Structured figure records:
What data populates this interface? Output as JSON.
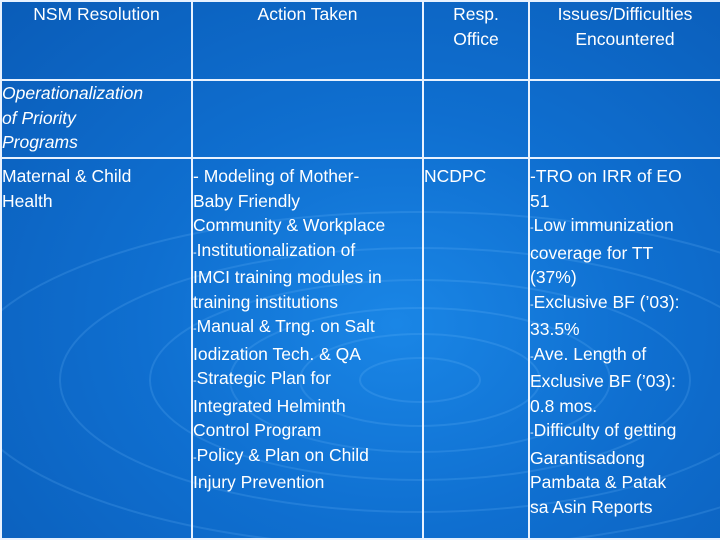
{
  "headers": {
    "col1": "NSM Resolution",
    "col2": "Action Taken",
    "col3_line1": "Resp.",
    "col3_line2": "Office",
    "col4_line1": "Issues/Difficulties",
    "col4_line2": "Encountered"
  },
  "section": {
    "line1": "Operationalization",
    "line2": "of Priority",
    "line3": "Programs"
  },
  "row": {
    "resolution_line1": "Maternal & Child",
    "resolution_line2": "Health",
    "office": "NCDPC"
  },
  "actions": {
    "a1": "- Modeling of Mother-",
    "a2": "Baby Friendly",
    "a3": "Community & Workplace",
    "a4_dash": "-",
    "a4": "Institutionalization of",
    "a5": "IMCI training modules in",
    "a6": "training institutions",
    "a7_dash": "-",
    "a7": "Manual & Trng. on Salt",
    "a8": "Iodization Tech. & QA",
    "a9_dash": "-",
    "a9": "Strategic Plan for",
    "a10": "Integrated Helminth",
    "a11": "Control Program",
    "a12_dash": "-",
    "a12": "Policy & Plan on Child",
    "a13": "Injury Prevention"
  },
  "issues": {
    "i1": "-TRO on IRR of EO",
    "i2": "51",
    "i3_dash": "-",
    "i3": "Low immunization",
    "i4": "coverage for TT",
    "i5": "(37%)",
    "i6_dash": "-",
    "i6": "Exclusive BF (’03):",
    "i7": "33.5%",
    "i8_dash": "-",
    "i8": "Ave. Length of",
    "i9": "Exclusive BF (’03):",
    "i10": "0.8 mos.",
    "i11_dash": "-",
    "i11": "Difficulty of getting",
    "i12": "Garantisadong",
    "i13": "Pambata & Patak",
    "i14": "sa Asin Reports"
  },
  "colors": {
    "background": "#0f6fd0",
    "text": "#ffffff",
    "grid": "#e8f2ff"
  }
}
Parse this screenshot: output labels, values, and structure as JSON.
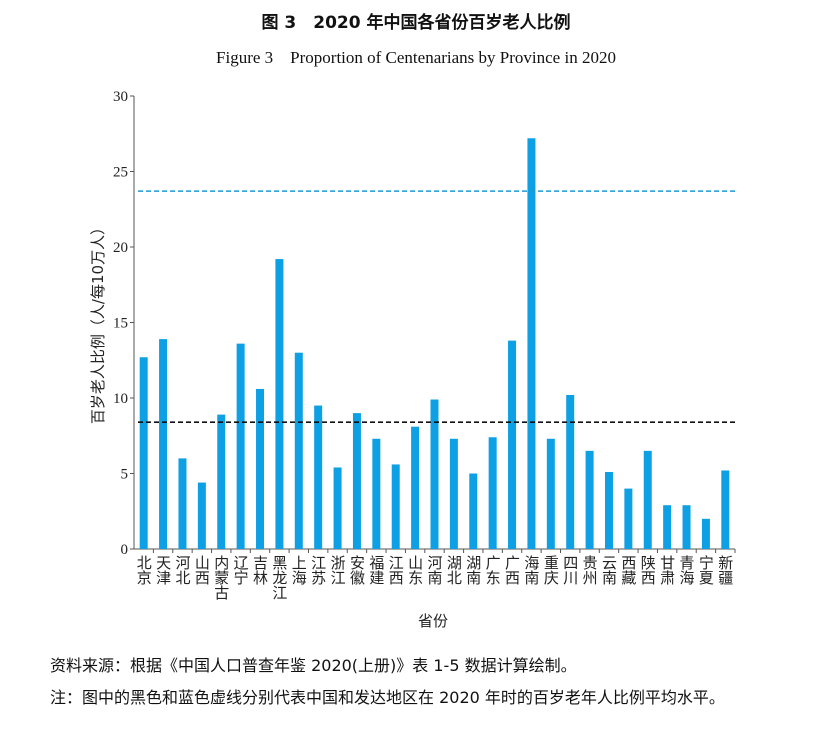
{
  "title_cn": "图 3　2020 年中国各省份百岁老人比例",
  "title_en": "Figure 3　Proportion of Centenarians by Province in 2020",
  "source_note": "资料来源：根据《中国人口普查年鉴 2020(上册)》表 1-5 数据计算绘制。",
  "footnote": "注：图中的黑色和蓝色虚线分别代表中国和发达地区在 2020 年时的百岁老年人比例平均水平。",
  "chart_data": {
    "type": "bar",
    "xlabel": "省份",
    "ylabel": "百岁老人比例（人/每10万人）",
    "ylim": [
      0,
      30
    ],
    "yticks": [
      0,
      5,
      10,
      15,
      20,
      25,
      30
    ],
    "categories": [
      "北京",
      "天津",
      "河北",
      "山西",
      "内蒙古",
      "辽宁",
      "吉林",
      "黑龙江",
      "上海",
      "江苏",
      "浙江",
      "安徽",
      "福建",
      "江西",
      "山东",
      "河南",
      "湖北",
      "湖南",
      "广东",
      "广西",
      "海南",
      "重庆",
      "四川",
      "贵州",
      "云南",
      "西藏",
      "陕西",
      "甘肃",
      "青海",
      "宁夏",
      "新疆"
    ],
    "values": [
      12.7,
      13.9,
      6.0,
      4.4,
      8.9,
      13.6,
      10.6,
      19.2,
      13.0,
      9.5,
      5.4,
      9.0,
      7.3,
      5.6,
      8.1,
      9.9,
      7.3,
      5.0,
      7.4,
      13.8,
      27.2,
      7.3,
      10.2,
      6.5,
      5.1,
      4.0,
      6.5,
      2.9,
      2.9,
      2.0,
      5.2
    ],
    "reference_lines": [
      {
        "name": "China average",
        "value": 8.4,
        "color": "#111111",
        "style": "dashed"
      },
      {
        "name": "Developed regions average",
        "value": 23.7,
        "color": "#1a9ad6",
        "style": "dashed"
      }
    ],
    "bar_color": "#0ea0e4",
    "grid": false
  }
}
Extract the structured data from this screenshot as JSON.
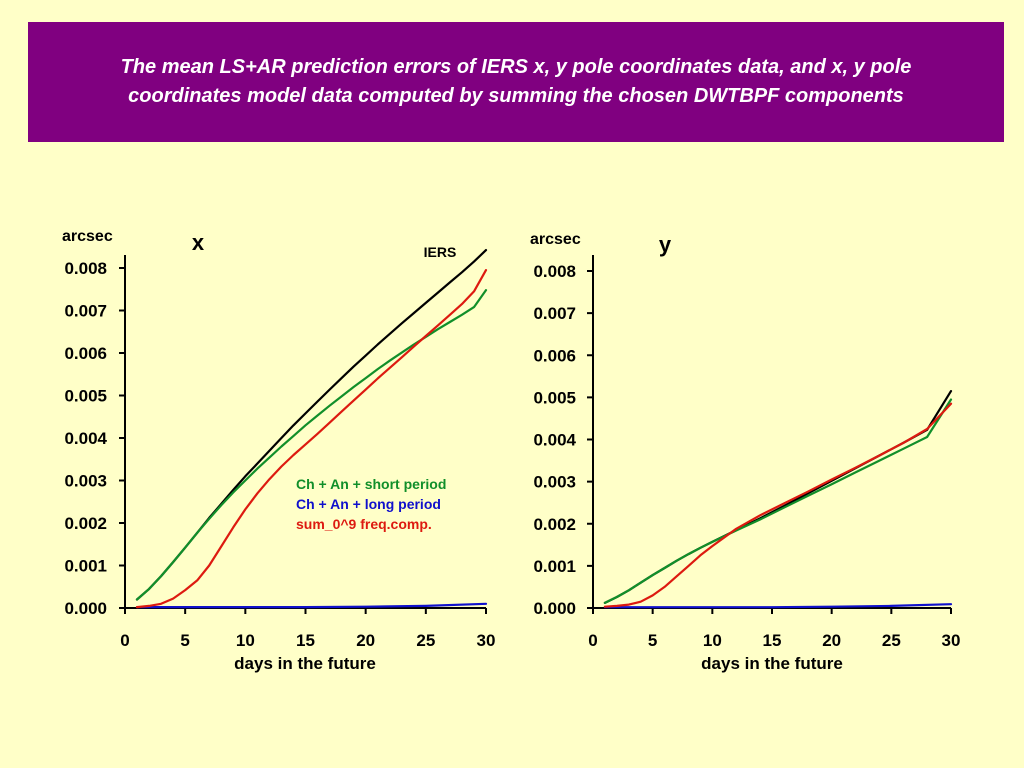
{
  "slide": {
    "title_line1": "The mean LS+AR prediction errors of IERS x, y pole coordinates data, and x, y pole",
    "title_line2": "coordinates model data computed by summing the chosen DWTBPF components",
    "title_bg": "#800080",
    "background": "#ffffc8"
  },
  "chart_data": [
    {
      "type": "line",
      "panel_label": "x",
      "ylabel": "arcsec",
      "xlabel": "days in the future",
      "xlim": [
        0,
        30
      ],
      "ylim": [
        0,
        0.008
      ],
      "x_ticks": [
        "0",
        "5",
        "10",
        "15",
        "20",
        "25",
        "30"
      ],
      "y_ticks": [
        "0.000",
        "0.001",
        "0.002",
        "0.003",
        "0.004",
        "0.005",
        "0.006",
        "0.007",
        "0.008"
      ],
      "grid": false,
      "series_labels": [
        {
          "text": "IERS",
          "color": "#000000"
        },
        {
          "text": "Ch + An + short period",
          "color": "#118f2a"
        },
        {
          "text": "Ch + An + long period",
          "color": "#1010cc"
        },
        {
          "text": "sum_0^9 freq.comp.",
          "color": "#dd1a10"
        }
      ],
      "series": [
        {
          "color": "#000000",
          "x": [
            1,
            2,
            3,
            4,
            5,
            6,
            7,
            8,
            9,
            10,
            11,
            12,
            13,
            14,
            15,
            16,
            17,
            18,
            19,
            20,
            21,
            22,
            23,
            24,
            25,
            26,
            27,
            28,
            29,
            30
          ],
          "y": [
            0.0002,
            0.00045,
            0.00075,
            0.00108,
            0.00142,
            0.00177,
            0.00212,
            0.00245,
            0.00278,
            0.0031,
            0.0034,
            0.0037,
            0.004,
            0.0043,
            0.00458,
            0.00486,
            0.00514,
            0.00541,
            0.00568,
            0.00594,
            0.0062,
            0.00645,
            0.0067,
            0.00694,
            0.00718,
            0.00742,
            0.00766,
            0.0079,
            0.00815,
            0.00842
          ]
        },
        {
          "color": "#118f2a",
          "x": [
            1,
            2,
            3,
            4,
            5,
            6,
            7,
            8,
            9,
            10,
            11,
            12,
            13,
            14,
            15,
            16,
            17,
            18,
            19,
            20,
            21,
            22,
            23,
            24,
            25,
            26,
            27,
            28,
            29,
            30
          ],
          "y": [
            0.0002,
            0.00045,
            0.00075,
            0.00108,
            0.00142,
            0.00177,
            0.0021,
            0.00242,
            0.00272,
            0.003,
            0.00328,
            0.00354,
            0.0038,
            0.00405,
            0.0043,
            0.00453,
            0.00476,
            0.00498,
            0.0052,
            0.00541,
            0.00562,
            0.00582,
            0.00601,
            0.0062,
            0.00638,
            0.00656,
            0.00673,
            0.0069,
            0.00708,
            0.00748
          ]
        },
        {
          "color": "#1010cc",
          "x": [
            1,
            5,
            10,
            15,
            20,
            25,
            30
          ],
          "y": [
            2e-05,
            2e-05,
            2e-05,
            2e-05,
            3e-05,
            5e-05,
            0.0001
          ]
        },
        {
          "color": "#dd1a10",
          "x": [
            1,
            2,
            3,
            4,
            5,
            6,
            7,
            8,
            9,
            10,
            11,
            12,
            13,
            14,
            15,
            16,
            17,
            18,
            19,
            20,
            21,
            22,
            23,
            24,
            25,
            26,
            27,
            28,
            29,
            30
          ],
          "y": [
            2e-05,
            5e-05,
            0.0001,
            0.00022,
            0.00042,
            0.00065,
            0.001,
            0.00145,
            0.0019,
            0.00232,
            0.0027,
            0.00303,
            0.00333,
            0.0036,
            0.00385,
            0.0041,
            0.00436,
            0.00462,
            0.00488,
            0.00514,
            0.0054,
            0.00565,
            0.0059,
            0.00615,
            0.0064,
            0.00665,
            0.0069,
            0.00715,
            0.00745,
            0.00795
          ]
        }
      ]
    },
    {
      "type": "line",
      "panel_label": "y",
      "ylabel": "arcsec",
      "xlabel": "days in the future",
      "xlim": [
        0,
        30
      ],
      "ylim": [
        0,
        0.008
      ],
      "x_ticks": [
        "0",
        "5",
        "10",
        "15",
        "20",
        "25",
        "30"
      ],
      "y_ticks": [
        "0.000",
        "0.001",
        "0.002",
        "0.003",
        "0.004",
        "0.005",
        "0.006",
        "0.007",
        "0.008"
      ],
      "grid": false,
      "series": [
        {
          "color": "#000000",
          "x": [
            1,
            2,
            3,
            4,
            5,
            6,
            7,
            8,
            9,
            10,
            12,
            14,
            16,
            18,
            20,
            22,
            24,
            26,
            28,
            30
          ],
          "y": [
            0.00012,
            0.00026,
            0.00042,
            0.0006,
            0.00078,
            0.00095,
            0.00112,
            0.00128,
            0.00143,
            0.00157,
            0.00185,
            0.00213,
            0.00242,
            0.00272,
            0.00302,
            0.00332,
            0.00362,
            0.00392,
            0.00423,
            0.00515
          ]
        },
        {
          "color": "#118f2a",
          "x": [
            1,
            2,
            3,
            4,
            5,
            6,
            7,
            8,
            9,
            10,
            12,
            14,
            16,
            18,
            20,
            22,
            24,
            26,
            28,
            30
          ],
          "y": [
            0.00012,
            0.00026,
            0.00042,
            0.0006,
            0.00078,
            0.00095,
            0.00112,
            0.00128,
            0.00143,
            0.00157,
            0.00184,
            0.0021,
            0.00238,
            0.00266,
            0.00294,
            0.00322,
            0.0035,
            0.00378,
            0.00406,
            0.00495
          ]
        },
        {
          "color": "#1010cc",
          "x": [
            1,
            5,
            10,
            15,
            20,
            25,
            30
          ],
          "y": [
            2e-05,
            2e-05,
            2e-05,
            2e-05,
            3e-05,
            5e-05,
            9e-05
          ]
        },
        {
          "color": "#dd1a10",
          "x": [
            1,
            2,
            3,
            4,
            5,
            6,
            7,
            8,
            9,
            10,
            12,
            14,
            16,
            18,
            20,
            22,
            24,
            26,
            28,
            30
          ],
          "y": [
            3e-05,
            5e-05,
            8e-05,
            0.00015,
            0.0003,
            0.0005,
            0.00075,
            0.001,
            0.00125,
            0.00147,
            0.00188,
            0.0022,
            0.00248,
            0.00276,
            0.00305,
            0.00333,
            0.00362,
            0.00392,
            0.00425,
            0.00485
          ]
        }
      ]
    }
  ]
}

GOAL OF THE EXERCISE:
Show every line in the records above that contains the word "training".

PROBLEM SOLUTION:
    "a5": "IMCI training modules in",
    "a6": "training institutions",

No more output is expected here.